WHAT IS ASKED
Make an exact copy of the records, with the pictures left out.

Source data
——
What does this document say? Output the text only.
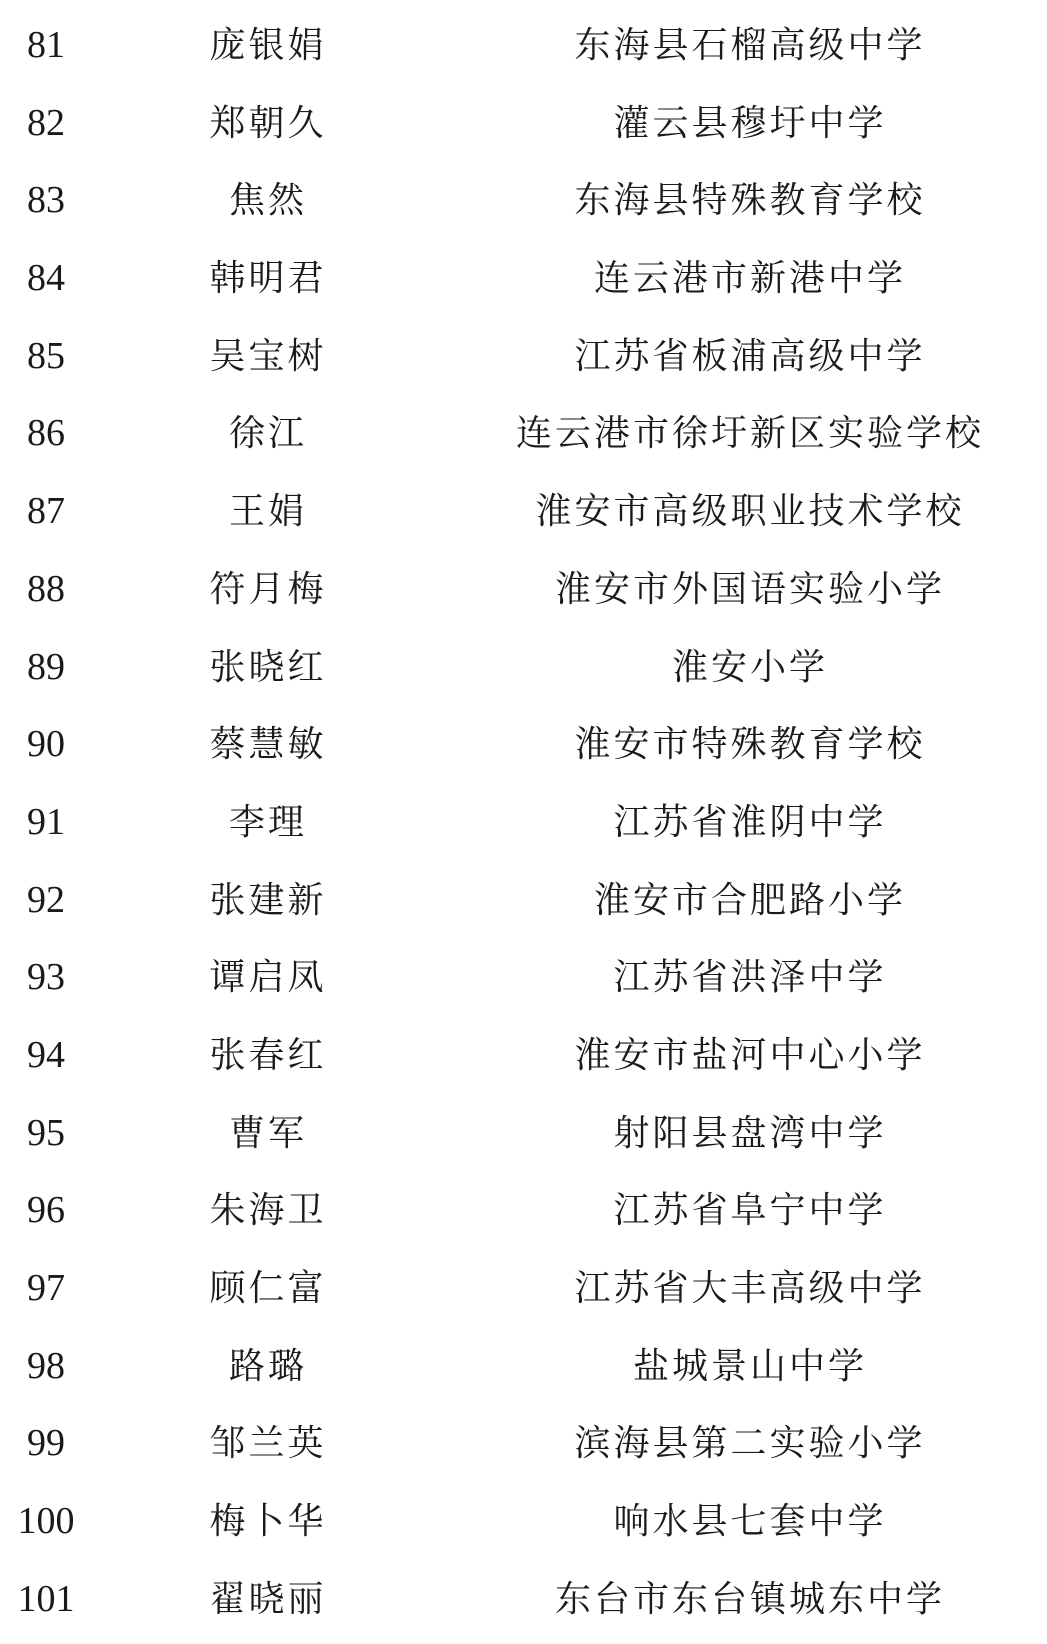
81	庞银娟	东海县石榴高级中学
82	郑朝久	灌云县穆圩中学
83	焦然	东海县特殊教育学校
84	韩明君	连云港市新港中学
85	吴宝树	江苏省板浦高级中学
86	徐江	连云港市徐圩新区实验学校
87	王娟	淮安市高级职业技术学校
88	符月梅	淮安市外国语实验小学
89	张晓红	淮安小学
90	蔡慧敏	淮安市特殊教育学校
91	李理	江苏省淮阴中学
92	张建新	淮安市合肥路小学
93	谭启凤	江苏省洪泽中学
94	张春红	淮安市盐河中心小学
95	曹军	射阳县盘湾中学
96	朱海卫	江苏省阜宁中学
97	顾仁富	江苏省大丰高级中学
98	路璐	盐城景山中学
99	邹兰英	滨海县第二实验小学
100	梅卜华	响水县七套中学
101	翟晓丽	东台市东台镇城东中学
——
SOLVED EXERCISE
What does this document say? Output the text only.
81	庞银娟	东海县石榴高级中学
82	郑朝久	灌云县穆圩中学
83	焦然	东海县特殊教育学校
84	韩明君	连云港市新港中学
85	吴宝树	江苏省板浦高级中学
86	徐江	连云港市徐圩新区实验学校
87	王娟	淮安市高级职业技术学校
88	符月梅	淮安市外国语实验小学
89	张晓红	淮安小学
90	蔡慧敏	淮安市特殊教育学校
91	李理	江苏省淮阴中学
92	张建新	淮安市合肥路小学
93	谭启凤	江苏省洪泽中学
94	张春红	淮安市盐河中心小学
95	曹军	射阳县盘湾中学
96	朱海卫	江苏省阜宁中学
97	顾仁富	江苏省大丰高级中学
98	路璐	盐城景山中学
99	邹兰英	滨海县第二实验小学
100	梅卜华	响水县七套中学
101	翟晓丽	东台市东台镇城东中学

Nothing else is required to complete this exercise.